Written instruction =>
Set down every entry again word for word, please, but skip the pictures.

Source data =>

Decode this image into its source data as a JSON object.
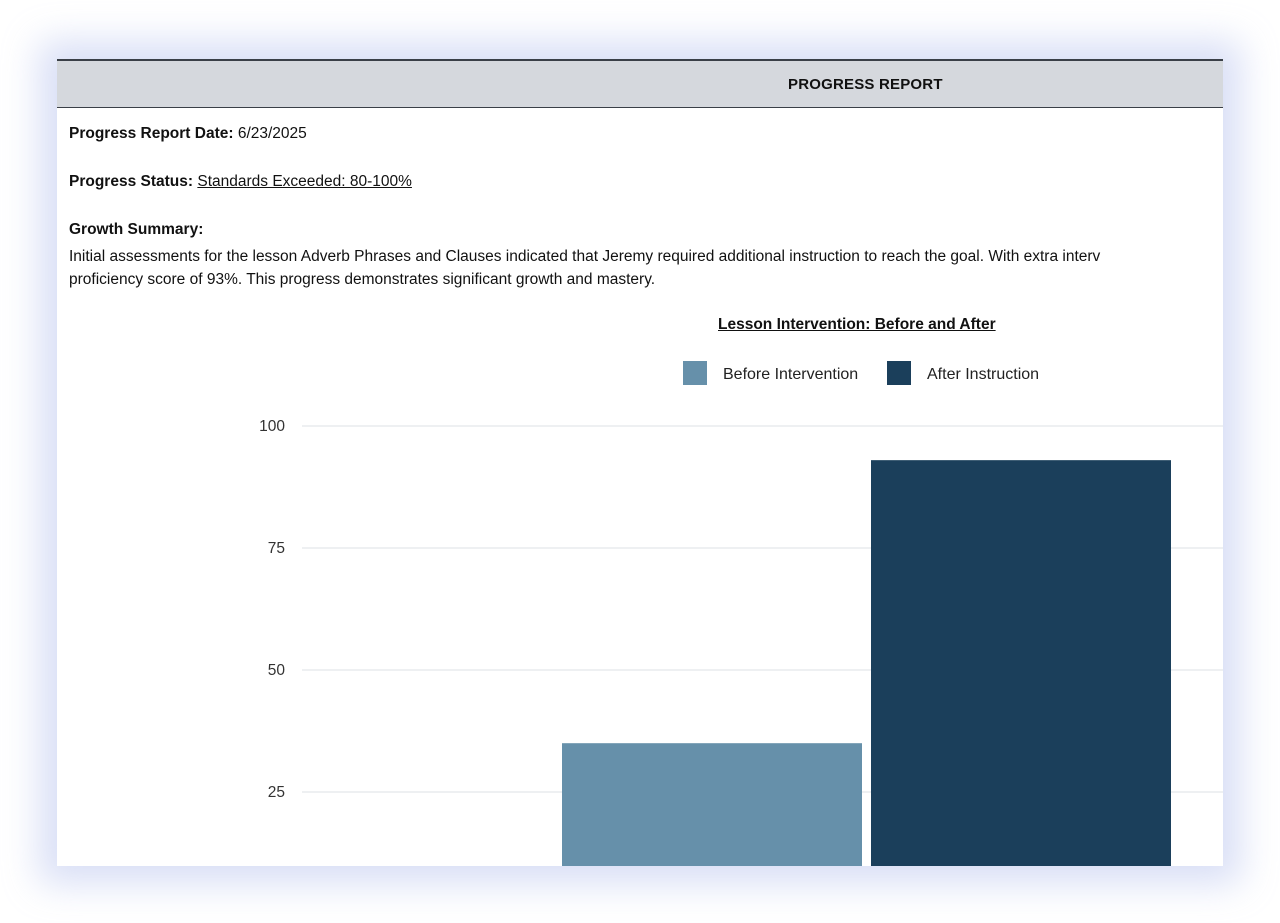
{
  "report": {
    "header_title": "PROGRESS REPORT",
    "date_label": "Progress Report Date:",
    "date_value": "6/23/2025",
    "status_label": "Progress Status:",
    "status_value": "Standards Exceeded: 80-100%",
    "summary_label": "Growth Summary:",
    "summary_line1": "Initial assessments for the lesson Adverb Phrases and Clauses indicated that Jeremy required additional instruction to reach the goal. With extra interv",
    "summary_line2": "proficiency score of 93%. This progress demonstrates significant growth and mastery."
  },
  "chart_data": {
    "type": "bar",
    "title": "Lesson Intervention: Before and After",
    "categories": [
      ""
    ],
    "series": [
      {
        "name": "Before Intervention",
        "values": [
          35
        ],
        "color": "#6690aa"
      },
      {
        "name": "After Instruction",
        "values": [
          93
        ],
        "color": "#1b3f5b"
      }
    ],
    "yticks": [
      "100",
      "75",
      "50",
      "25"
    ],
    "ylim": [
      0,
      100
    ],
    "grid": true,
    "legend_position": "top-center",
    "xlabel": "",
    "ylabel": ""
  }
}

Exercise result =>
Decode this image into its source data as a JSON object.
{
  "report": {
    "header_title": "PROGRESS REPORT",
    "date_label": "Progress Report Date:",
    "date_value": "6/23/2025",
    "status_label": "Progress Status:",
    "status_value": "Standards Exceeded: 80-100%",
    "summary_label": "Growth Summary:",
    "summary_line1": "Initial assessments for the lesson Adverb Phrases and Clauses indicated that Jeremy required additional instruction to reach the goal. With extra interv",
    "summary_line2": "proficiency score of 93%. This progress demonstrates significant growth and mastery."
  },
  "chart_data": {
    "type": "bar",
    "title": "Lesson Intervention: Before and After",
    "categories": [
      ""
    ],
    "series": [
      {
        "name": "Before Intervention",
        "values": [
          35
        ],
        "color": "#6690aa"
      },
      {
        "name": "After Instruction",
        "values": [
          93
        ],
        "color": "#1b3f5b"
      }
    ],
    "yticks": [
      "100",
      "75",
      "50",
      "25"
    ],
    "ylim": [
      0,
      100
    ],
    "grid": true,
    "legend_position": "top-center",
    "xlabel": "",
    "ylabel": ""
  }
}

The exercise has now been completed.